Check each line of the material below for "Carbon", then copy the ones that contain it.

───── Material provided

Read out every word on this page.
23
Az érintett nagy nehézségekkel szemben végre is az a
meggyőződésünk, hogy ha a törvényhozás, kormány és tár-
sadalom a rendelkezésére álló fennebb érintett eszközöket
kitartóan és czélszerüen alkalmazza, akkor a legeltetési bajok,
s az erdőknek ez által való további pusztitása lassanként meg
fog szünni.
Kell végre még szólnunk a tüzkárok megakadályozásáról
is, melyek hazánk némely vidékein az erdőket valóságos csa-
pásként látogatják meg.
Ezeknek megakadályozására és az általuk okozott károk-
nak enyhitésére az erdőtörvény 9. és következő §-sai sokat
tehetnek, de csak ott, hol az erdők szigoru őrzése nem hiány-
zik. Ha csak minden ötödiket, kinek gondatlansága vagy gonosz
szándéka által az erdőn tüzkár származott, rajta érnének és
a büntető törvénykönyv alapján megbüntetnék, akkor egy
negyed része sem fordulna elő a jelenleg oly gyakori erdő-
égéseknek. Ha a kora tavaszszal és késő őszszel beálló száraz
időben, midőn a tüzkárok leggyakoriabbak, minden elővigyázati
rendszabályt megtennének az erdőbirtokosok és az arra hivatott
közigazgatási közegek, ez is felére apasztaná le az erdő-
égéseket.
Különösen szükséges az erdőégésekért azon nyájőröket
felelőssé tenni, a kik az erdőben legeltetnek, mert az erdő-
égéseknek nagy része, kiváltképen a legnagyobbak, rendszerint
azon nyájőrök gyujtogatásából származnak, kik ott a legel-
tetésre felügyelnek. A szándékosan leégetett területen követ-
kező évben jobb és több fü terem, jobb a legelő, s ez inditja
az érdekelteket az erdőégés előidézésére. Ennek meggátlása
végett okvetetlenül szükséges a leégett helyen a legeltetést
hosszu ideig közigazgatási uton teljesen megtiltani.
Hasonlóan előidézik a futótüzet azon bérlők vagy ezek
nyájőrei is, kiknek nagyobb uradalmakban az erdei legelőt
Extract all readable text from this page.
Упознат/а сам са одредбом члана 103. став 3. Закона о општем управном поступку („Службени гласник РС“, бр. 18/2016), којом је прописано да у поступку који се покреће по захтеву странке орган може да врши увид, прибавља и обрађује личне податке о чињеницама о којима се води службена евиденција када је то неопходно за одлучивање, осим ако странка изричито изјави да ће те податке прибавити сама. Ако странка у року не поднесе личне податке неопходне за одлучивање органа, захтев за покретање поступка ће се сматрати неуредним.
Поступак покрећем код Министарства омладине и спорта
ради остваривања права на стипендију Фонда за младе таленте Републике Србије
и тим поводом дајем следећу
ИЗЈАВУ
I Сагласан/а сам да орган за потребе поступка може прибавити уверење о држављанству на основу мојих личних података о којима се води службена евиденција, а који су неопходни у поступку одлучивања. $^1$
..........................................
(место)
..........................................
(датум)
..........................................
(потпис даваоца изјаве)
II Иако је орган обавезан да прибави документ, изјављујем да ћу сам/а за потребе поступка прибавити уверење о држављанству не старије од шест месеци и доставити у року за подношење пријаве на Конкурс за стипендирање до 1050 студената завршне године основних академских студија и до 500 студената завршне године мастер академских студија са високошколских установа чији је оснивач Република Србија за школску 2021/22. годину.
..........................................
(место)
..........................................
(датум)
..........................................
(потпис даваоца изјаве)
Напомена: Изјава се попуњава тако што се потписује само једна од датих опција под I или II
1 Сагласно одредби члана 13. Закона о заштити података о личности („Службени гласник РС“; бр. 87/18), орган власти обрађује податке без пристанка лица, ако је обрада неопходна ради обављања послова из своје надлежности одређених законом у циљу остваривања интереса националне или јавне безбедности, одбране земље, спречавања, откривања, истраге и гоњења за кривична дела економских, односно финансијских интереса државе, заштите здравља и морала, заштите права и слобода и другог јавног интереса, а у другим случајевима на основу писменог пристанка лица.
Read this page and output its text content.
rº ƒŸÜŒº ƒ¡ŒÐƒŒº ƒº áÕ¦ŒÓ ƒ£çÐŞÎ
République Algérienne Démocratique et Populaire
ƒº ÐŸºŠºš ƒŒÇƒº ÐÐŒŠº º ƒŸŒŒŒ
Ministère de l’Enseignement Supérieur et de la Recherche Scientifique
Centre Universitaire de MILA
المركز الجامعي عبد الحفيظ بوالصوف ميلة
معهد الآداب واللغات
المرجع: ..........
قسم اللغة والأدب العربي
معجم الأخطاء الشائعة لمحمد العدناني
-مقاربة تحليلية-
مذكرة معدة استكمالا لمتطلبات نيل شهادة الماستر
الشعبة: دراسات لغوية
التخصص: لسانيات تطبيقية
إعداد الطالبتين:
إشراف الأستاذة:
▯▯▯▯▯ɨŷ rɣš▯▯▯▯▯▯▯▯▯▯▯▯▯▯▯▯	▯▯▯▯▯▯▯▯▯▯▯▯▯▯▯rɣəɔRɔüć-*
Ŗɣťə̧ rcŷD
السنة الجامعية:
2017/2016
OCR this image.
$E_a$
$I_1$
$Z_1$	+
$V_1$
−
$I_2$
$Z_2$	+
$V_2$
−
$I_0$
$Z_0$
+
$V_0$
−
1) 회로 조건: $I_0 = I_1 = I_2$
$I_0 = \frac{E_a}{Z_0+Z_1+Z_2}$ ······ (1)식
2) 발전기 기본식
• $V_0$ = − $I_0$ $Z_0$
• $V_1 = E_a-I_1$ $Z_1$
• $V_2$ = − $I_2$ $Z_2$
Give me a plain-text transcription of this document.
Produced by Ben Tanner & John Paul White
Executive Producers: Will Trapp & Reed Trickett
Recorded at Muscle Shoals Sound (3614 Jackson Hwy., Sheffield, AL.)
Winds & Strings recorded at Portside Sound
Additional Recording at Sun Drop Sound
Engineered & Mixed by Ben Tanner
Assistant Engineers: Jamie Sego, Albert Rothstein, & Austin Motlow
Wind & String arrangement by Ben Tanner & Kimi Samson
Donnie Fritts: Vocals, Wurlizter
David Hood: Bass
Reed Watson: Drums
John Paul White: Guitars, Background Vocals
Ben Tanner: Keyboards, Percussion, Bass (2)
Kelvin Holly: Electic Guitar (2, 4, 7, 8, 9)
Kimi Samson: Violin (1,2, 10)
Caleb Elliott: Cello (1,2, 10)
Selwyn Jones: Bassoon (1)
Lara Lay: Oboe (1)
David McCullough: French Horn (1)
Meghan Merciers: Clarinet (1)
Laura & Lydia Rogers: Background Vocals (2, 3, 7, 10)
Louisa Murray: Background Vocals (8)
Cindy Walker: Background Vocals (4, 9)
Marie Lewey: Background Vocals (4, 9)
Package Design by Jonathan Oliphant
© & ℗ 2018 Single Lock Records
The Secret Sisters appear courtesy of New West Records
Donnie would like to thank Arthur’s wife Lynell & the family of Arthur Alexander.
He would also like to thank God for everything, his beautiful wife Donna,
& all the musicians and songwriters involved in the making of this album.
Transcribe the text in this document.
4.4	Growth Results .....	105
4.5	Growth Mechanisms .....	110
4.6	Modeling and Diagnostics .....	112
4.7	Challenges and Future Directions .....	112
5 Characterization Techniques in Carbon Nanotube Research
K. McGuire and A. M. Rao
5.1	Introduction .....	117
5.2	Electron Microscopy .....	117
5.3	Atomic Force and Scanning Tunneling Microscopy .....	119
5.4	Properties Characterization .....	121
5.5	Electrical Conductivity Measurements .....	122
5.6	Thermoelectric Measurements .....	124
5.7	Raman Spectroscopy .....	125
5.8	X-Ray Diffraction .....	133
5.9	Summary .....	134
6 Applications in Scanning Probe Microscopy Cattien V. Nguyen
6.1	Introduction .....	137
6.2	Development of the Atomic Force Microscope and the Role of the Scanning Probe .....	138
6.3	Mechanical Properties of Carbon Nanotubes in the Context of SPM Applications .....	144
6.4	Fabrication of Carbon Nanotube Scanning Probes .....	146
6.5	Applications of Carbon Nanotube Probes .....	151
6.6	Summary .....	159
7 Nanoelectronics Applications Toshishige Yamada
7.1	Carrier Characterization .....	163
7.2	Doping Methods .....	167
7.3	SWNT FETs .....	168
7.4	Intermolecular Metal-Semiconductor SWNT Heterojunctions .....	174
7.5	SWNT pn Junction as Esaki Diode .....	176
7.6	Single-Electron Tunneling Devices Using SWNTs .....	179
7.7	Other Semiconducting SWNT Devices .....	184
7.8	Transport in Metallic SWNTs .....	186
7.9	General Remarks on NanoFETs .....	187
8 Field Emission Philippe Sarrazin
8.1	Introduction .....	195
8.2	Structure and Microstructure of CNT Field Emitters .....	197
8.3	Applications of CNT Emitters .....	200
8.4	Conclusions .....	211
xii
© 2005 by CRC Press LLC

──────────

◆ Response to this exercise
5 Characterization Techniques in Carbon Nanotube Research
6.3	Mechanical Properties of Carbon Nanotubes in the Context of SPM Applications .....	144
6.4	Fabrication of Carbon Nanotube Scanning Probes .....	146
6.5	Applications of Carbon Nanotube Probes .....	151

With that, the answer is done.